> **OBJECTIVE**:
Reproduce the listing word for word, beginning at its first line and stopping after the line that contains "volume-bar [1097, 506, 1105, 514]".

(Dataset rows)
==================================================
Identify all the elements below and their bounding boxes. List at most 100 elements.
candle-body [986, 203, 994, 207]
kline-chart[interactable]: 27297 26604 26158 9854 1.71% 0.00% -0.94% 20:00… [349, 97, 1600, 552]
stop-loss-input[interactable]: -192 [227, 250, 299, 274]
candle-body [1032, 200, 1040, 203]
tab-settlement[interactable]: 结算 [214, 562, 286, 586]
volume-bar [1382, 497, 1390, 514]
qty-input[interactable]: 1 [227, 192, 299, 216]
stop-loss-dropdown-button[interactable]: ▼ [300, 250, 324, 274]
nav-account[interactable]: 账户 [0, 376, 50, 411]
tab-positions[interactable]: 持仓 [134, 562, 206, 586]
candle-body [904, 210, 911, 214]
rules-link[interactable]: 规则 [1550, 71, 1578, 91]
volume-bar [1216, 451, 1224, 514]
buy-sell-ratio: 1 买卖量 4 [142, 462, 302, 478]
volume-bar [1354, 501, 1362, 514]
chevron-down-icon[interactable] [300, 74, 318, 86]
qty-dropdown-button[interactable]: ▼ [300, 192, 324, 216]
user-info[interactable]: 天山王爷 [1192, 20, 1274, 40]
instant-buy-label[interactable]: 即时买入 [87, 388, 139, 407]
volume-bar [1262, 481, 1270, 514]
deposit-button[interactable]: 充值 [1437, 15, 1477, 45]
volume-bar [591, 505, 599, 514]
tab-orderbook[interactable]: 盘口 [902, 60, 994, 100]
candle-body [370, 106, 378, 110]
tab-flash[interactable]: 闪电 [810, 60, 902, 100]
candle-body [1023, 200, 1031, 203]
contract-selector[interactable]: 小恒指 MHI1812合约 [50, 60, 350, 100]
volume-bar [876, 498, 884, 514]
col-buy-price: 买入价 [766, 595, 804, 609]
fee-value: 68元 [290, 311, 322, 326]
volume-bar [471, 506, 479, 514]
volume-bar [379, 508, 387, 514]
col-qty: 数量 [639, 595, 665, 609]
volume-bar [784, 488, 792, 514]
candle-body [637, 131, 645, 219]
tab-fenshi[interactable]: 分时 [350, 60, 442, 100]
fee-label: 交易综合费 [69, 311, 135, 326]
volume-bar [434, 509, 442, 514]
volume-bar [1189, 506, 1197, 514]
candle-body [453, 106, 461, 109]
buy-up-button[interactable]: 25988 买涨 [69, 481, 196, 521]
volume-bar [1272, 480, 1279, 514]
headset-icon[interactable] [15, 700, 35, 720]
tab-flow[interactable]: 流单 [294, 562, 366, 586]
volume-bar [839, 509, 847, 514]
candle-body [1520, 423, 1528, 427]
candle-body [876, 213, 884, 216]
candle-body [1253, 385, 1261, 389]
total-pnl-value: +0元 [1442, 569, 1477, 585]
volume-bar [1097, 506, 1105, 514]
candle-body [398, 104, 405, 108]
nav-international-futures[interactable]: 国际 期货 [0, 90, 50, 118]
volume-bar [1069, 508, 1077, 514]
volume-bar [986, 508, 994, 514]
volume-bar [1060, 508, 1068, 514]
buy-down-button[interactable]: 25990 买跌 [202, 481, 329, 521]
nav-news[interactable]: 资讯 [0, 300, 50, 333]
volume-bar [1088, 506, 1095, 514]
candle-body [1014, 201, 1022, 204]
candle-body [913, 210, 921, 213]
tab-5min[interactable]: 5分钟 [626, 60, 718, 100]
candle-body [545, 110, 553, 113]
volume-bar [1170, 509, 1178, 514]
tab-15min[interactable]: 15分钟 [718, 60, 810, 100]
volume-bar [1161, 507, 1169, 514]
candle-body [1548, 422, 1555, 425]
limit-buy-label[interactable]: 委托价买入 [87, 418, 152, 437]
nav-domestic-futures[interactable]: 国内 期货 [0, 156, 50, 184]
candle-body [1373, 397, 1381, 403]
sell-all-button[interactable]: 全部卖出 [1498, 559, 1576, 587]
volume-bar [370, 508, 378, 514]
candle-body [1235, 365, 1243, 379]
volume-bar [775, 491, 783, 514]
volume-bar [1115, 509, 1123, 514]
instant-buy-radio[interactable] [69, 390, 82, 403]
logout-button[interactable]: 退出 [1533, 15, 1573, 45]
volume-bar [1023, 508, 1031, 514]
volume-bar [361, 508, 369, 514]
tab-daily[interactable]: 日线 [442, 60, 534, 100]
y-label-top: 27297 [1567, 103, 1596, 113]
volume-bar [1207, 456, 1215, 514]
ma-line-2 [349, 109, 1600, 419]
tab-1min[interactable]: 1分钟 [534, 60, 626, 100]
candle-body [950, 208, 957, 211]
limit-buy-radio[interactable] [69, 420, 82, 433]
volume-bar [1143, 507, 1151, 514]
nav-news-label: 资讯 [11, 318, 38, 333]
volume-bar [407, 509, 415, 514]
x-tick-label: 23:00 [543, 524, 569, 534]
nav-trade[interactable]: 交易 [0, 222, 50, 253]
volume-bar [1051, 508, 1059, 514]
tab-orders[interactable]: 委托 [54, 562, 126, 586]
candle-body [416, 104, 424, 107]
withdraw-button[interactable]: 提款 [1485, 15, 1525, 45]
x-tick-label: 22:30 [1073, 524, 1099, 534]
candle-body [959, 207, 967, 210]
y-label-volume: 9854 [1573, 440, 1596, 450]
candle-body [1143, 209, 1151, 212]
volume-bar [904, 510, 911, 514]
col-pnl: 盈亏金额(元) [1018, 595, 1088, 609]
==================================================
> **SOLUTION FOR THIS EXERCISE**:
Identify all the elements below and their bounding boxes. List at most 100 elements.
candle-body [986, 203, 994, 207]
kline-chart[interactable]: 27297 26604 26158 9854 1.71% 0.00% -0.94% 20:00… [349, 97, 1600, 552]
stop-loss-input[interactable]: -192 [227, 250, 299, 274]
candle-body [1032, 200, 1040, 203]
tab-settlement[interactable]: 结算 [214, 562, 286, 586]
volume-bar [1382, 497, 1390, 514]
qty-input[interactable]: 1 [227, 192, 299, 216]
stop-loss-dropdown-button[interactable]: ▼ [300, 250, 324, 274]
nav-account[interactable]: 账户 [0, 376, 50, 411]
tab-positions[interactable]: 持仓 [134, 562, 206, 586]
candle-body [904, 210, 911, 214]
rules-link[interactable]: 规则 [1550, 71, 1578, 91]
volume-bar [1216, 451, 1224, 514]
buy-sell-ratio: 1 买卖量 4 [142, 462, 302, 478]
volume-bar [1354, 501, 1362, 514]
chevron-down-icon[interactable] [300, 74, 318, 86]
qty-dropdown-button[interactable]: ▼ [300, 192, 324, 216]
user-info[interactable]: 天山王爷 [1192, 20, 1274, 40]
instant-buy-label[interactable]: 即时买入 [87, 388, 139, 407]
volume-bar [1262, 481, 1270, 514]
deposit-button[interactable]: 充值 [1437, 15, 1477, 45]
volume-bar [591, 505, 599, 514]
tab-orderbook[interactable]: 盘口 [902, 60, 994, 100]
candle-body [370, 106, 378, 110]
tab-flash[interactable]: 闪电 [810, 60, 902, 100]
candle-body [1023, 200, 1031, 203]
contract-selector[interactable]: 小恒指 MHI1812合约 [50, 60, 350, 100]
volume-bar [876, 498, 884, 514]
col-buy-price: 买入价 [766, 595, 804, 609]
fee-value: 68元 [290, 311, 322, 326]
volume-bar [471, 506, 479, 514]
volume-bar [379, 508, 387, 514]
col-qty: 数量 [639, 595, 665, 609]
volume-bar [784, 488, 792, 514]
candle-body [637, 131, 645, 219]
tab-fenshi[interactable]: 分时 [350, 60, 442, 100]
fee-label: 交易综合费 [69, 311, 135, 326]
volume-bar [434, 509, 442, 514]
volume-bar [1189, 506, 1197, 514]
candle-body [453, 106, 461, 109]
buy-up-button[interactable]: 25988 买涨 [69, 481, 196, 521]
volume-bar [1272, 480, 1279, 514]
headset-icon[interactable] [15, 700, 35, 720]
tab-flow[interactable]: 流单 [294, 562, 366, 586]
volume-bar [839, 509, 847, 514]
candle-body [1520, 423, 1528, 427]
candle-body [876, 213, 884, 216]
candle-body [1253, 385, 1261, 389]
total-pnl-value: +0元 [1442, 569, 1477, 585]
volume-bar [1097, 506, 1105, 514]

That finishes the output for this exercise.